--- WHAT NEEDS TO BE DONE ---
Extract the full listing verbatim and drop any pictures from your copy.
═════ INFORMATION SUPPLIED
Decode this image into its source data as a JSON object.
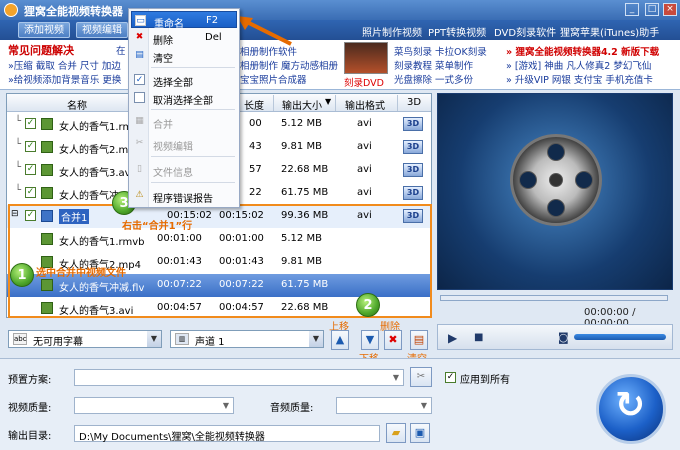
{
  "window": {
    "title": "狸窝全能视频转换器"
  },
  "topbar": {
    "tabs": [
      {
        "label": "添加视频"
      },
      {
        "label": "视频编辑"
      }
    ],
    "links": [
      {
        "label": "照片制作视频"
      },
      {
        "label": "PPT转换视频"
      },
      {
        "label": "DVD刻录软件"
      },
      {
        "label": "狸窝苹果(iTunes)助手"
      }
    ]
  },
  "faq": {
    "title": "常见问题解决",
    "cut_title": "在",
    "line1": "»压缩 截取 合并 尺寸 加边",
    "line2": "»给视频添加背景音乐 更换"
  },
  "promo": {
    "links": [
      {
        "label": "相册制作软件"
      },
      {
        "label": "相册制作  魔方动感相册"
      },
      {
        "label": "宝宝照片合成器"
      }
    ],
    "dvd_label": "刻录DVD",
    "col2": [
      "菜鸟刻录 卡拉OK刻录",
      "刻录教程 菜单制作",
      "光盘擦除 一式多份"
    ],
    "col3": [
      "» 狸窝全能视频转换器4.2 新版下载",
      "» [游戏] 神曲 凡人修真2 梦幻飞仙",
      "» 升级VIP 网银 支付宝 手机充值卡"
    ]
  },
  "table": {
    "headers": {
      "name": "名称",
      "duration": "长度",
      "size": "输出大小",
      "sort": "▼",
      "format": "输出格式",
      "threed": "3D"
    },
    "rows": [
      {
        "name": "女人的香气1.rm",
        "start": "",
        "duration": "00",
        "size": "5.12 MB",
        "format": "avi"
      },
      {
        "name": "女人的香气2.mp",
        "start": "",
        "duration": "43",
        "size": "9.81 MB",
        "format": "avi"
      },
      {
        "name": "女人的香气3.av",
        "start": "",
        "duration": "57",
        "size": "22.68 MB",
        "format": "avi"
      },
      {
        "name": "女人的香气冲",
        "start": "",
        "duration": "22",
        "size": "61.75 MB",
        "format": "avi"
      },
      {
        "name": "合并1",
        "start": "00:15:02",
        "duration": "00:15:02",
        "size": "99.36 MB",
        "format": "avi"
      },
      {
        "name": "女人的香气1.rmvb",
        "start": "00:01:00",
        "duration": "00:01:00",
        "size": "5.12 MB",
        "format": ""
      },
      {
        "name": "女人的香气2.mp4",
        "start": "00:01:43",
        "duration": "00:01:43",
        "size": "9.81 MB",
        "format": ""
      },
      {
        "name": "女人的香气冲减.flv",
        "start": "00:07:22",
        "duration": "00:07:22",
        "size": "61.75 MB",
        "format": ""
      },
      {
        "name": "女人的香气3.avi",
        "start": "00:04:57",
        "duration": "00:04:57",
        "size": "22.68 MB",
        "format": ""
      }
    ]
  },
  "context_menu": {
    "items": [
      {
        "label": "重命名",
        "key": "F2"
      },
      {
        "label": "删除",
        "key": "Del"
      },
      {
        "label": "清空",
        "key": ""
      },
      {
        "label": "选择全部",
        "key": ""
      },
      {
        "label": "取消选择全部",
        "key": ""
      },
      {
        "label": "合并",
        "key": ""
      },
      {
        "label": "视频编辑",
        "key": ""
      },
      {
        "label": "文件信息",
        "key": ""
      },
      {
        "label": "程序错误报告",
        "key": ""
      }
    ]
  },
  "annotations": {
    "step1_num": "1",
    "step1": "选中合并中视频文件",
    "step2_num": "2",
    "step3_num": "3",
    "step3": "右击“合并1”行"
  },
  "list_tools": {
    "subtitle": "无可用字幕",
    "subtitle_icon": "abc",
    "audio": "声道 1",
    "up": "上移",
    "down": "下移",
    "delete": "删除",
    "clear": "清空"
  },
  "player": {
    "time": "00:00:00 / 00:00:00"
  },
  "settings": {
    "preset_label": "预置方案:",
    "apply_all": "应用到所有",
    "video_quality_label": "视频质量:",
    "audio_quality_label": "音频质量:",
    "output_label": "输出目录:",
    "output_path": "D:\\My Documents\\狸窝\\全能视频转换器"
  },
  "colors": {
    "accent": "#3a6fc7",
    "annotation": "#e66b00",
    "link": "#1a3c9c",
    "badge_red": "#d00000"
  }
}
══════════
--- ANSWER TO THIS PROBLEM ---
Decode this image into its source data as a JSON object.
{
  "window": {
    "title": "狸窝全能视频转换器"
  },
  "topbar": {
    "tabs": [
      {
        "label": "添加视频"
      },
      {
        "label": "视频编辑"
      }
    ],
    "links": [
      {
        "label": "照片制作视频"
      },
      {
        "label": "PPT转换视频"
      },
      {
        "label": "DVD刻录软件"
      },
      {
        "label": "狸窝苹果(iTunes)助手"
      }
    ]
  },
  "faq": {
    "title": "常见问题解决",
    "cut_title": "在",
    "line1": "»压缩 截取 合并 尺寸 加边",
    "line2": "»给视频添加背景音乐 更换"
  },
  "promo": {
    "links": [
      {
        "label": "相册制作软件"
      },
      {
        "label": "相册制作  魔方动感相册"
      },
      {
        "label": "宝宝照片合成器"
      }
    ],
    "dvd_label": "刻录DVD",
    "col2": [
      "菜鸟刻录 卡拉OK刻录",
      "刻录教程 菜单制作",
      "光盘擦除 一式多份"
    ],
    "col3": [
      "» 狸窝全能视频转换器4.2 新版下载",
      "» [游戏] 神曲 凡人修真2 梦幻飞仙",
      "» 升级VIP 网银 支付宝 手机充值卡"
    ]
  },
  "table": {
    "headers": {
      "name": "名称",
      "duration": "长度",
      "size": "输出大小",
      "sort": "▼",
      "format": "输出格式",
      "threed": "3D"
    },
    "rows": [
      {
        "name": "女人的香气1.rm",
        "start": "",
        "duration": "00",
        "size": "5.12 MB",
        "format": "avi"
      },
      {
        "name": "女人的香气2.mp",
        "start": "",
        "duration": "43",
        "size": "9.81 MB",
        "format": "avi"
      },
      {
        "name": "女人的香气3.av",
        "start": "",
        "duration": "57",
        "size": "22.68 MB",
        "format": "avi"
      },
      {
        "name": "女人的香气冲",
        "start": "",
        "duration": "22",
        "size": "61.75 MB",
        "format": "avi"
      },
      {
        "name": "合并1",
        "start": "00:15:02",
        "duration": "00:15:02",
        "size": "99.36 MB",
        "format": "avi"
      },
      {
        "name": "女人的香气1.rmvb",
        "start": "00:01:00",
        "duration": "00:01:00",
        "size": "5.12 MB",
        "format": ""
      },
      {
        "name": "女人的香气2.mp4",
        "start": "00:01:43",
        "duration": "00:01:43",
        "size": "9.81 MB",
        "format": ""
      },
      {
        "name": "女人的香气冲减.flv",
        "start": "00:07:22",
        "duration": "00:07:22",
        "size": "61.75 MB",
        "format": ""
      },
      {
        "name": "女人的香气3.avi",
        "start": "00:04:57",
        "duration": "00:04:57",
        "size": "22.68 MB",
        "format": ""
      }
    ]
  },
  "context_menu": {
    "items": [
      {
        "label": "重命名",
        "key": "F2"
      },
      {
        "label": "删除",
        "key": "Del"
      },
      {
        "label": "清空",
        "key": ""
      },
      {
        "label": "选择全部",
        "key": ""
      },
      {
        "label": "取消选择全部",
        "key": ""
      },
      {
        "label": "合并",
        "key": ""
      },
      {
        "label": "视频编辑",
        "key": ""
      },
      {
        "label": "文件信息",
        "key": ""
      },
      {
        "label": "程序错误报告",
        "key": ""
      }
    ]
  },
  "annotations": {
    "step1_num": "1",
    "step1": "选中合并中视频文件",
    "step2_num": "2",
    "step3_num": "3",
    "step3": "右击“合并1”行"
  },
  "list_tools": {
    "subtitle": "无可用字幕",
    "subtitle_icon": "abc",
    "audio": "声道 1",
    "up": "上移",
    "down": "下移",
    "delete": "删除",
    "clear": "清空"
  },
  "player": {
    "time": "00:00:00 / 00:00:00"
  },
  "settings": {
    "preset_label": "预置方案:",
    "apply_all": "应用到所有",
    "video_quality_label": "视频质量:",
    "audio_quality_label": "音频质量:",
    "output_label": "输出目录:",
    "output_path": "D:\\My Documents\\狸窝\\全能视频转换器"
  },
  "colors": {
    "accent": "#3a6fc7",
    "annotation": "#e66b00",
    "link": "#1a3c9c",
    "badge_red": "#d00000"
  }
}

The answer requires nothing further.